» **Your instructions**: Pick out every line in the records below that contains the string "visio", and copy each one in full.

» **Records shown**:
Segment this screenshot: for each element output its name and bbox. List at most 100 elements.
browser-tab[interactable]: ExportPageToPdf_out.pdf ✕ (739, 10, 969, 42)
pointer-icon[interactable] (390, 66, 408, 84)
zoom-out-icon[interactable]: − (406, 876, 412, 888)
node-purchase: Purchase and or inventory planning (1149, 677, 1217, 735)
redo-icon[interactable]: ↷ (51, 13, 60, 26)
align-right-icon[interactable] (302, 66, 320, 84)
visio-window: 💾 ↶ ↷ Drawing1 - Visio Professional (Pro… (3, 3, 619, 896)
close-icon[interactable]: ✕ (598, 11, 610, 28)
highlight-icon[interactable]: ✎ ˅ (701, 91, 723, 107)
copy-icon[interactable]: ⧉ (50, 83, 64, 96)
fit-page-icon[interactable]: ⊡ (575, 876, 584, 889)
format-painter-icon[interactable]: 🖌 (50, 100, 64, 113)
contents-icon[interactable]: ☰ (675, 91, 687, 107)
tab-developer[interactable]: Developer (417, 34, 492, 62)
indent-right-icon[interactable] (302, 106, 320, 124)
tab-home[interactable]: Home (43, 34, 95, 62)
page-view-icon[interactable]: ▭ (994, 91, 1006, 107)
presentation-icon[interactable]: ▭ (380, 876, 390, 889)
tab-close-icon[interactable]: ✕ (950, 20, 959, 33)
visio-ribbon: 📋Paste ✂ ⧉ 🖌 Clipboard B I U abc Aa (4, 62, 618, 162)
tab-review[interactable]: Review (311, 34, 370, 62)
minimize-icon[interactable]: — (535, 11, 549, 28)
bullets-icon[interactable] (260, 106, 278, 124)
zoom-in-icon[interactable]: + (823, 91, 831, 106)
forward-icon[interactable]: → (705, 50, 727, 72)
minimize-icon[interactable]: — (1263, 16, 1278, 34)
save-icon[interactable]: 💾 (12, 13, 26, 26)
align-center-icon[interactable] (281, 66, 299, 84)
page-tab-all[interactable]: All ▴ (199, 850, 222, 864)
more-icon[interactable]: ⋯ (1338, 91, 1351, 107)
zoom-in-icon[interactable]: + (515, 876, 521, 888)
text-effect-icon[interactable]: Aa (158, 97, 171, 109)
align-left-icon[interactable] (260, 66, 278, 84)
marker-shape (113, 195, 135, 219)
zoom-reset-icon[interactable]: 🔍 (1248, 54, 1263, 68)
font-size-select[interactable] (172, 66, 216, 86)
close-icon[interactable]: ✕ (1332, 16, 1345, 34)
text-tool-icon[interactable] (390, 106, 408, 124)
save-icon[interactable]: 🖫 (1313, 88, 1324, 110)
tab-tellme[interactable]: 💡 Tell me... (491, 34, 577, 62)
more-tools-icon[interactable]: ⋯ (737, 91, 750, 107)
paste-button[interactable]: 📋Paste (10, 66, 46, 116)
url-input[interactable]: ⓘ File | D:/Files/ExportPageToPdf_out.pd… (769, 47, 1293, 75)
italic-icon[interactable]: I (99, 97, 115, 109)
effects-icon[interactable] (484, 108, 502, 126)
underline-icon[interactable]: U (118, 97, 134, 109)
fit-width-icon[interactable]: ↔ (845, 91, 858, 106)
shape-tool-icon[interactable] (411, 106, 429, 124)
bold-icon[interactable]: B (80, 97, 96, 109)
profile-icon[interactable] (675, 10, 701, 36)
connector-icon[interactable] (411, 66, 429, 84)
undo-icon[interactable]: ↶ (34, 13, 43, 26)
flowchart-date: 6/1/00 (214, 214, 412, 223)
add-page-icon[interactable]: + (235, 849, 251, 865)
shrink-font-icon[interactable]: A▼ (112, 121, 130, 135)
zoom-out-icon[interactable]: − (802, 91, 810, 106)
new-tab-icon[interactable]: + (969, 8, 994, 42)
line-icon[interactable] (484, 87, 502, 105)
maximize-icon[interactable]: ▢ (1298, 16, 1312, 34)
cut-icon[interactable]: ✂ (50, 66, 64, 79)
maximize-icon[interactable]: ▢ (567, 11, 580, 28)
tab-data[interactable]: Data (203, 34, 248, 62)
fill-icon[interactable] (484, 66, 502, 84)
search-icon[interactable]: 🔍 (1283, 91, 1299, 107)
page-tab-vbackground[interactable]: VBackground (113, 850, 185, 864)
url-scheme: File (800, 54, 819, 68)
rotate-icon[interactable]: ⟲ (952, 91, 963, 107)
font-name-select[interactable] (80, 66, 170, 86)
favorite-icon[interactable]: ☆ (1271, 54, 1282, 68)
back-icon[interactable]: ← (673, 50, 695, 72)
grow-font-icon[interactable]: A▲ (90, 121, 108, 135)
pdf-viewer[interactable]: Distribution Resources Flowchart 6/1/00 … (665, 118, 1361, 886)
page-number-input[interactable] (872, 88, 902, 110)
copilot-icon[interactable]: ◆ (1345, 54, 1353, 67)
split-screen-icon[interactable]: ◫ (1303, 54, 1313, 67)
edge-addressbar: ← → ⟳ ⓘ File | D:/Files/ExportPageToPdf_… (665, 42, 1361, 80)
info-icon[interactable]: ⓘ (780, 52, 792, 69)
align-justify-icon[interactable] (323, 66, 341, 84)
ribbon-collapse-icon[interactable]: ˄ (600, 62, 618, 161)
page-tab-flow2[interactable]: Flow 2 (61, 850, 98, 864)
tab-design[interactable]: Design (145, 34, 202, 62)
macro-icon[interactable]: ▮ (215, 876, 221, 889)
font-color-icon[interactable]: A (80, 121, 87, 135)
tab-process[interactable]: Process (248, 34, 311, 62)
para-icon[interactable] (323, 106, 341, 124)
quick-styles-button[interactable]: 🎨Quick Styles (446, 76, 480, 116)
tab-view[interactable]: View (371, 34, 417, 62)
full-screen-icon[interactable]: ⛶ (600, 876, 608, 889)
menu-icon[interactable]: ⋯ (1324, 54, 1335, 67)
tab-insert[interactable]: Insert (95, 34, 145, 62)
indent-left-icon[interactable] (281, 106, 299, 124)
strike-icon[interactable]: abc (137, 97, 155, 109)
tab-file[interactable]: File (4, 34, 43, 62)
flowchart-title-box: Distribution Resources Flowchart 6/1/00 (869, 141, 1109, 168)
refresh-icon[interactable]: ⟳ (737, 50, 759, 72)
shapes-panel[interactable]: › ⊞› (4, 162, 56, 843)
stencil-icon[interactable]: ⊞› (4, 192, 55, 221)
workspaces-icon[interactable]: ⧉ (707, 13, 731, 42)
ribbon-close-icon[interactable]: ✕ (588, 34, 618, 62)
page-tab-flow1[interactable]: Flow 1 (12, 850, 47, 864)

---

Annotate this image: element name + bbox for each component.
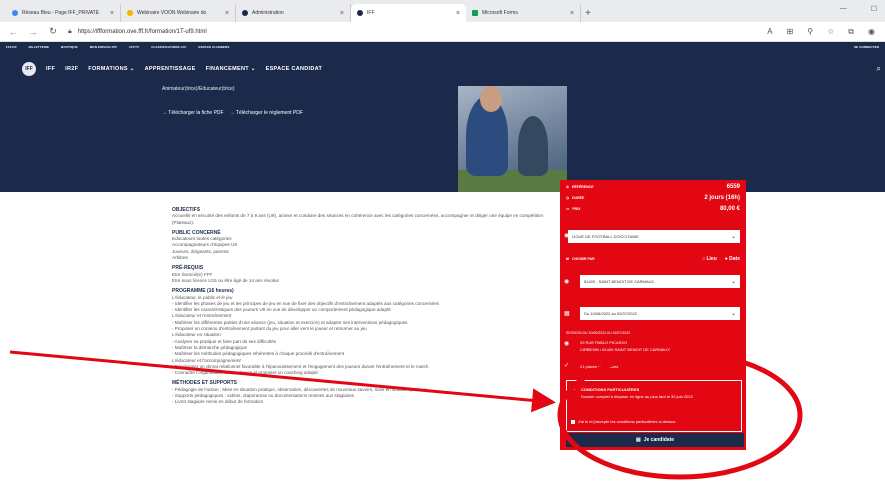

» **Completed task**:
visio-window: 💾 ↶ ↷ Drawing1 - Visio Professional (Pro… (3, 3, 619, 896)
visio-ribbon: 📋Paste ✂ ⧉ 🖌 Clipboard B I U abc Aa (4, 62, 618, 162)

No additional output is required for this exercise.